— BEGIN —

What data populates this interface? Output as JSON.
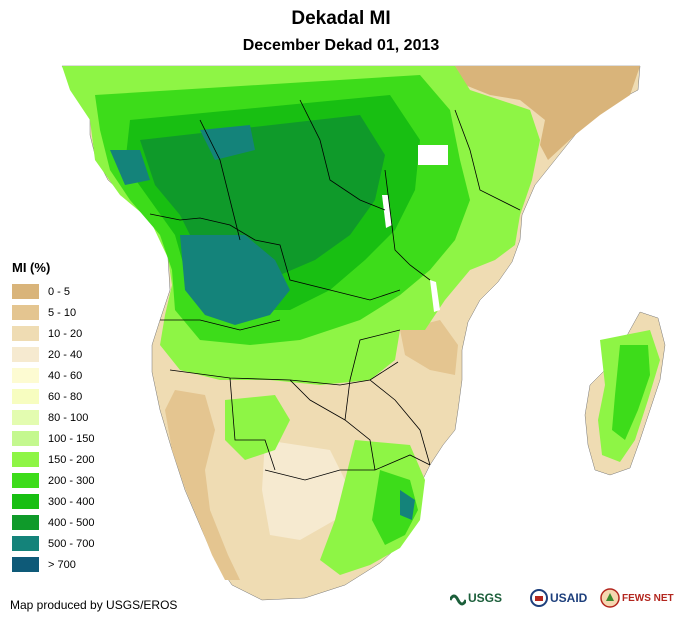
{
  "header": {
    "title": "Dekadal MI",
    "subtitle": "December Dekad 01, 2013"
  },
  "legend": {
    "title": "MI (%)",
    "items": [
      {
        "label": "0 - 5",
        "color": "#d9b47a"
      },
      {
        "label": "5 - 10",
        "color": "#e4c590"
      },
      {
        "label": "10 - 20",
        "color": "#efdcb3"
      },
      {
        "label": "20 - 40",
        "color": "#f6ead0"
      },
      {
        "label": "40 - 60",
        "color": "#fdfbd2"
      },
      {
        "label": "60 - 80",
        "color": "#f7fdc0"
      },
      {
        "label": "80 - 100",
        "color": "#e3fcb0"
      },
      {
        "label": "100 - 150",
        "color": "#c4f88f"
      },
      {
        "label": "150 - 200",
        "color": "#8ef545"
      },
      {
        "label": "200 - 300",
        "color": "#3ddc1a"
      },
      {
        "label": "300 - 400",
        "color": "#18bf12"
      },
      {
        "label": "400 - 500",
        "color": "#0f9a2a"
      },
      {
        "label": "500 - 700",
        "color": "#14837a"
      },
      {
        "label": "> 700",
        "color": "#0e5a78"
      }
    ]
  },
  "footer": {
    "credit": "Map produced by USGS/EROS"
  },
  "logos": {
    "usgs": "USGS",
    "usaid": "USAID",
    "fews": "FEWS NET"
  },
  "colors": {
    "land_dry": "#efdcb3",
    "land_wet": "#3ddc1a",
    "land_very_wet": "#14837a",
    "border": "#000000",
    "water": "#ffffff"
  }
}
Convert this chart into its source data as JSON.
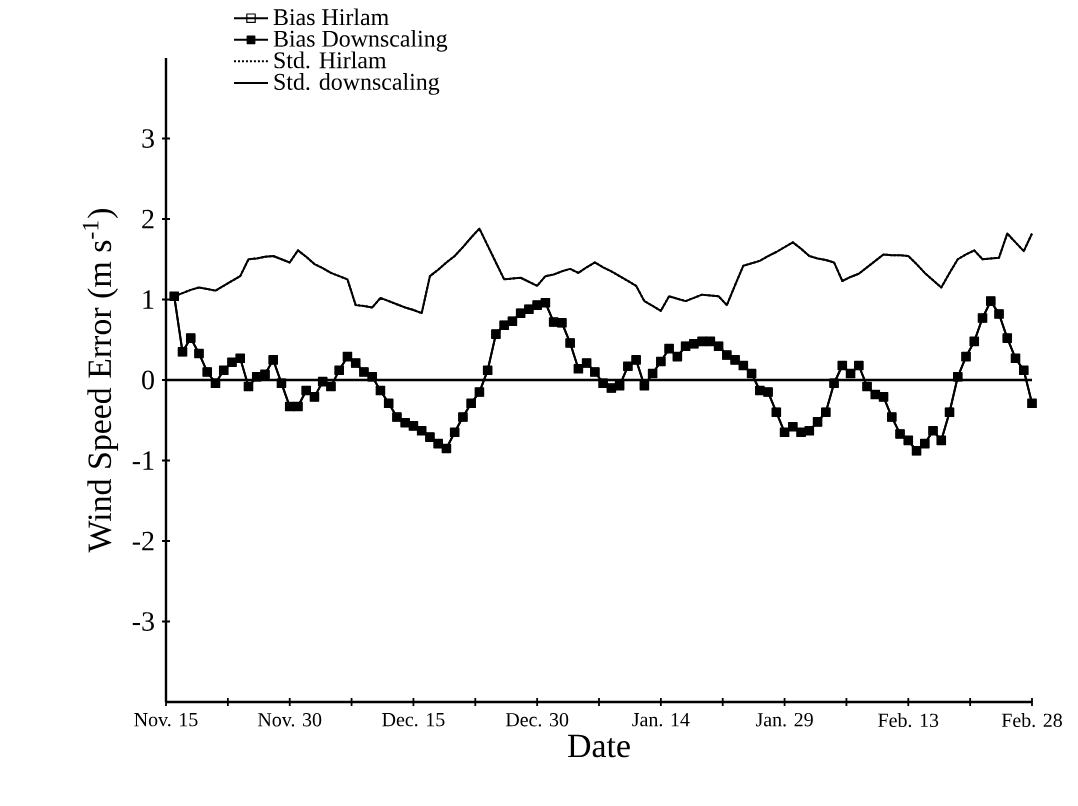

— END —

▶ Task objective
Say how many lines have the string "USGS" in them, offering no words beyond the number.

▶ Solution to the exercise
2